Dataset extract:

——

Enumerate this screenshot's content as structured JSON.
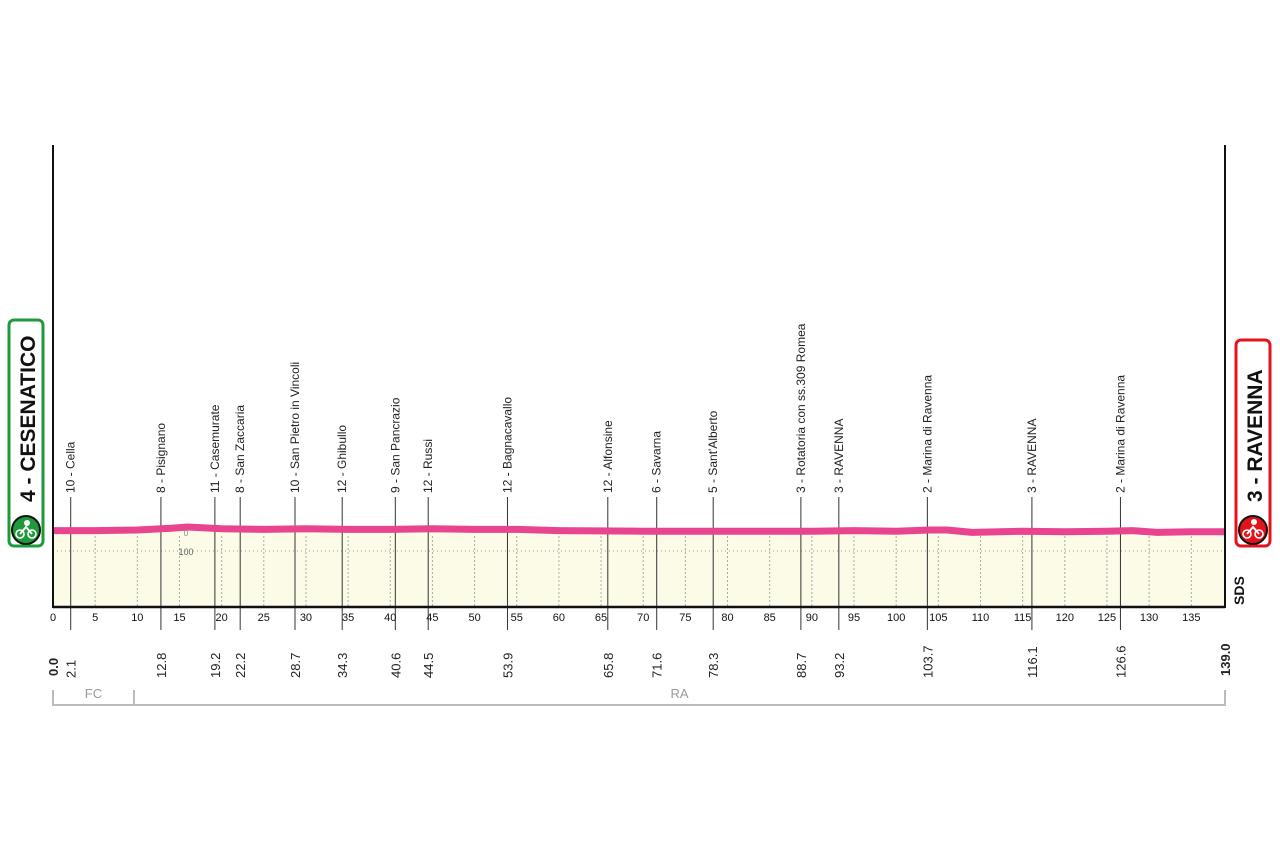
{
  "start": {
    "label": "4 - CESENATICO",
    "color": "#1e9a3c",
    "icon": "cyclist-start-icon"
  },
  "finish": {
    "label": "3 - RAVENNA",
    "color": "#e3131b",
    "icon": "cyclist-finish-icon"
  },
  "brand": "SDS",
  "elevation_labels": [
    "0",
    "100"
  ],
  "regions": [
    {
      "label": "FC",
      "from_km": 0,
      "to_km": 9.6
    },
    {
      "label": "RA",
      "from_km": 9.6,
      "to_km": 139.0
    }
  ],
  "chart_data": {
    "type": "area",
    "xlabel": "",
    "ylabel": "",
    "xlim": [
      0,
      139
    ],
    "x_ticks": [
      0,
      5,
      10,
      15,
      20,
      25,
      30,
      35,
      40,
      45,
      50,
      55,
      60,
      65,
      70,
      75,
      80,
      85,
      90,
      95,
      100,
      105,
      110,
      115,
      120,
      125,
      130,
      135
    ],
    "line_color": "#e8448f",
    "fill_color": "#fbfbe8",
    "grid": true,
    "profile": {
      "km": [
        0,
        5,
        10,
        14,
        16,
        20,
        25,
        30,
        35,
        40,
        45,
        50,
        55,
        60,
        70,
        80,
        90,
        95,
        100,
        104,
        106,
        109,
        115,
        120,
        125,
        128,
        131,
        135,
        139
      ],
      "elevation": [
        4,
        4,
        5,
        8,
        10,
        7,
        6,
        7,
        6,
        6,
        7,
        6,
        6,
        4,
        3,
        3,
        3,
        4,
        3,
        5,
        5,
        1,
        3,
        2,
        3,
        4,
        1,
        2,
        2
      ]
    },
    "waypoints": [
      {
        "km": "0.0",
        "label": ""
      },
      {
        "km": "2.1",
        "label": "10 - Cella"
      },
      {
        "km": "12.8",
        "label": "8 - Pisignano"
      },
      {
        "km": "19.2",
        "label": "11 - Casemurate"
      },
      {
        "km": "22.2",
        "label": "8 - San Zaccaria"
      },
      {
        "km": "28.7",
        "label": "10 - San Pietro in Vincoli"
      },
      {
        "km": "34.3",
        "label": "12 - Ghibullo"
      },
      {
        "km": "40.6",
        "label": "9 - San Pancrazio"
      },
      {
        "km": "44.5",
        "label": "12 - Russi"
      },
      {
        "km": "53.9",
        "label": "12 - Bagnacavallo"
      },
      {
        "km": "65.8",
        "label": "12 - Alfonsine"
      },
      {
        "km": "71.6",
        "label": "6 - Savarna"
      },
      {
        "km": "78.3",
        "label": "5 - Sant'Alberto"
      },
      {
        "km": "88.7",
        "label": "3 - Rotatoria con ss.309 Romea"
      },
      {
        "km": "93.2",
        "label": "3 - RAVENNA"
      },
      {
        "km": "103.7",
        "label": "2 - Marina di Ravenna"
      },
      {
        "km": "116.1",
        "label": "3 - RAVENNA"
      },
      {
        "km": "126.6",
        "label": "2 - Marina di Ravenna"
      },
      {
        "km": "139.0",
        "label": ""
      }
    ]
  }
}
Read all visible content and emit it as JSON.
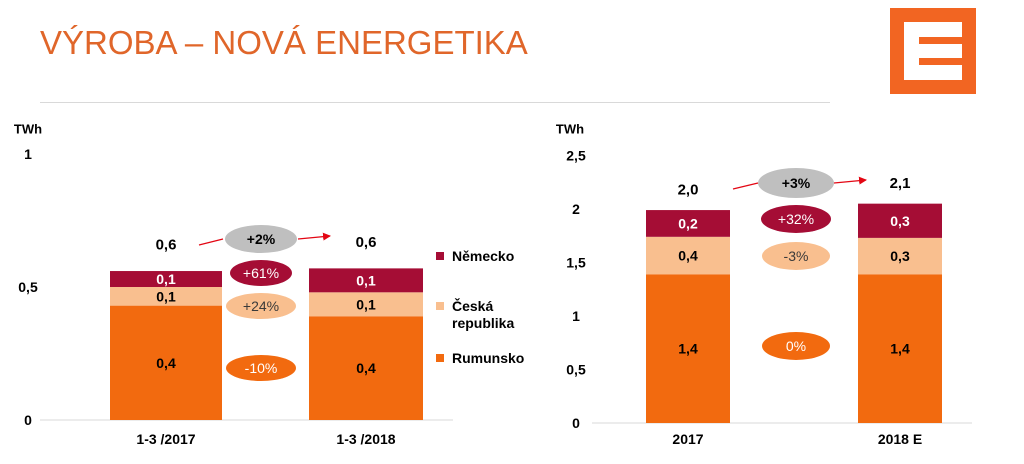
{
  "page": {
    "title": "VÝROBA – NOVÁ ENERGETIKA"
  },
  "logo": {
    "name": "cez-logo",
    "color": "#f26522"
  },
  "colors": {
    "germany": "#a50d35",
    "czech": "#f9bf8f",
    "romania": "#f26a0f",
    "growth_bubble": "#bfbfbf",
    "arrow": "#e30613"
  },
  "legend": [
    {
      "label": "Německo",
      "color": "#a50d35"
    },
    {
      "label": "Česká republika",
      "color": "#f9bf8f"
    },
    {
      "label": "Rumunsko",
      "color": "#f26a0f"
    }
  ],
  "chart_data": [
    {
      "type": "bar",
      "stacked": true,
      "unit_label": "TWh",
      "categories": [
        "1-3 /2017",
        "1-3 /2018"
      ],
      "ylim": [
        0,
        1
      ],
      "yticks": [
        "0",
        "0,5",
        "1"
      ],
      "grid": false,
      "legend_position": "right",
      "series": [
        {
          "name": "Rumunsko",
          "values": [
            0.4,
            0.4
          ],
          "labels": [
            "0,4",
            "0,4"
          ],
          "color": "#f26a0f"
        },
        {
          "name": "Česká republika",
          "values": [
            0.1,
            0.1
          ],
          "labels": [
            "0,1",
            "0,1"
          ],
          "color": "#f9bf8f"
        },
        {
          "name": "Německo",
          "values": [
            0.1,
            0.1
          ],
          "labels": [
            "0,1",
            "0,1"
          ],
          "color": "#a50d35"
        }
      ],
      "segment_values_drawn": [
        [
          0.43,
          0.07,
          0.06
        ],
        [
          0.39,
          0.09,
          0.09
        ]
      ],
      "totals": [
        "0,6",
        "0,6"
      ],
      "total_change": "+2%",
      "series_changes": {
        "Německo": "+61%",
        "Česká republika": "+24%",
        "Rumunsko": "-10%"
      }
    },
    {
      "type": "bar",
      "stacked": true,
      "unit_label": "TWh",
      "categories": [
        "2017",
        "2018 E"
      ],
      "ylim": [
        0,
        2.5
      ],
      "yticks": [
        "0",
        "0,5",
        "1",
        "1,5",
        "2",
        "2,5"
      ],
      "grid": false,
      "series": [
        {
          "name": "Rumunsko",
          "values": [
            1.4,
            1.4
          ],
          "labels": [
            "1,4",
            "1,4"
          ],
          "color": "#f26a0f"
        },
        {
          "name": "Česká republika",
          "values": [
            0.4,
            0.3
          ],
          "labels": [
            "0,4",
            "0,3"
          ],
          "color": "#f9bf8f"
        },
        {
          "name": "Německo",
          "values": [
            0.2,
            0.3
          ],
          "labels": [
            "0,2",
            "0,3"
          ],
          "color": "#a50d35"
        }
      ],
      "segment_values_drawn": [
        [
          1.39,
          0.35,
          0.25
        ],
        [
          1.39,
          0.34,
          0.32
        ]
      ],
      "totals": [
        "2,0",
        "2,1"
      ],
      "total_change": "+3%",
      "series_changes": {
        "Německo": "+32%",
        "Česká republika": "-3%",
        "Rumunsko": "0%"
      }
    }
  ]
}
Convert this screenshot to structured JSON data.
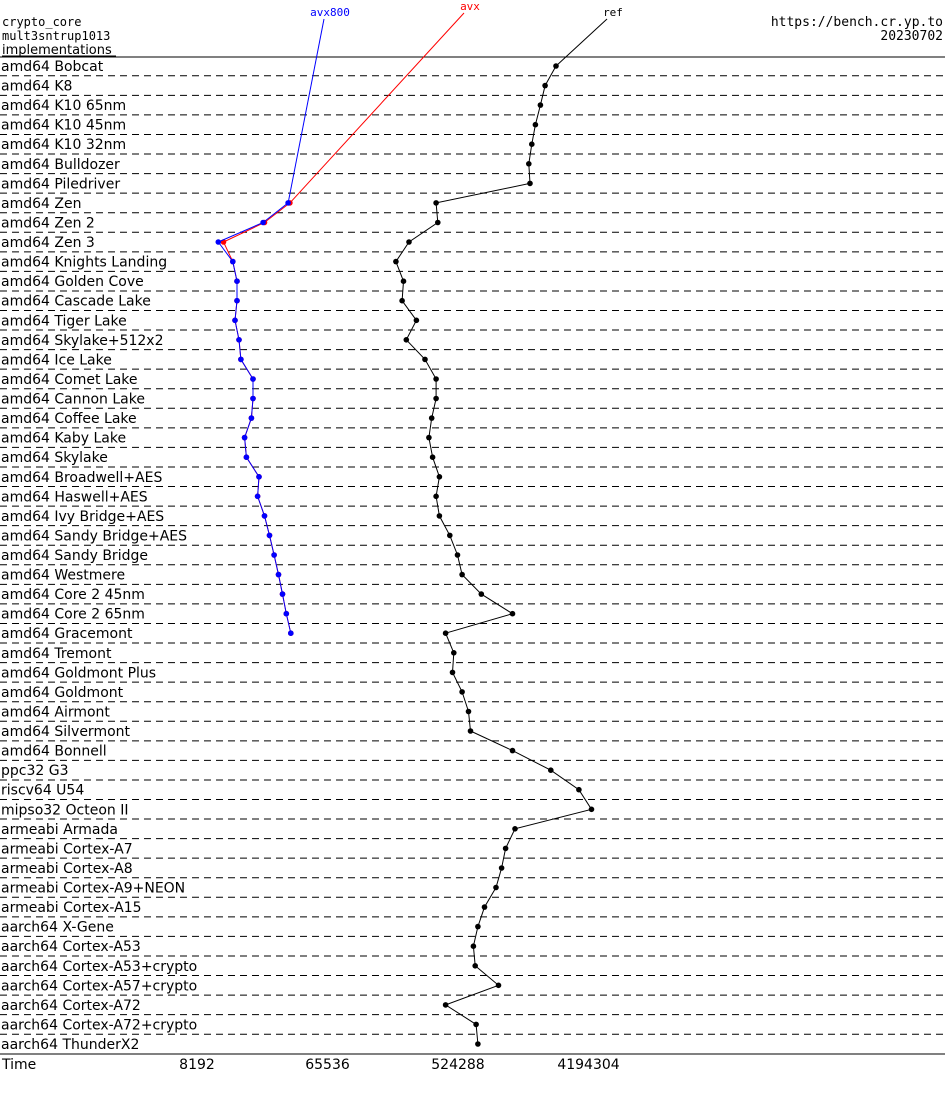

——

Task objective:
Above are the records; copy every line in them that holds the word "structured".

Task answer:
Enumerate this screenshot's content as structured JSON.
Convert this screenshot to structured JSON data.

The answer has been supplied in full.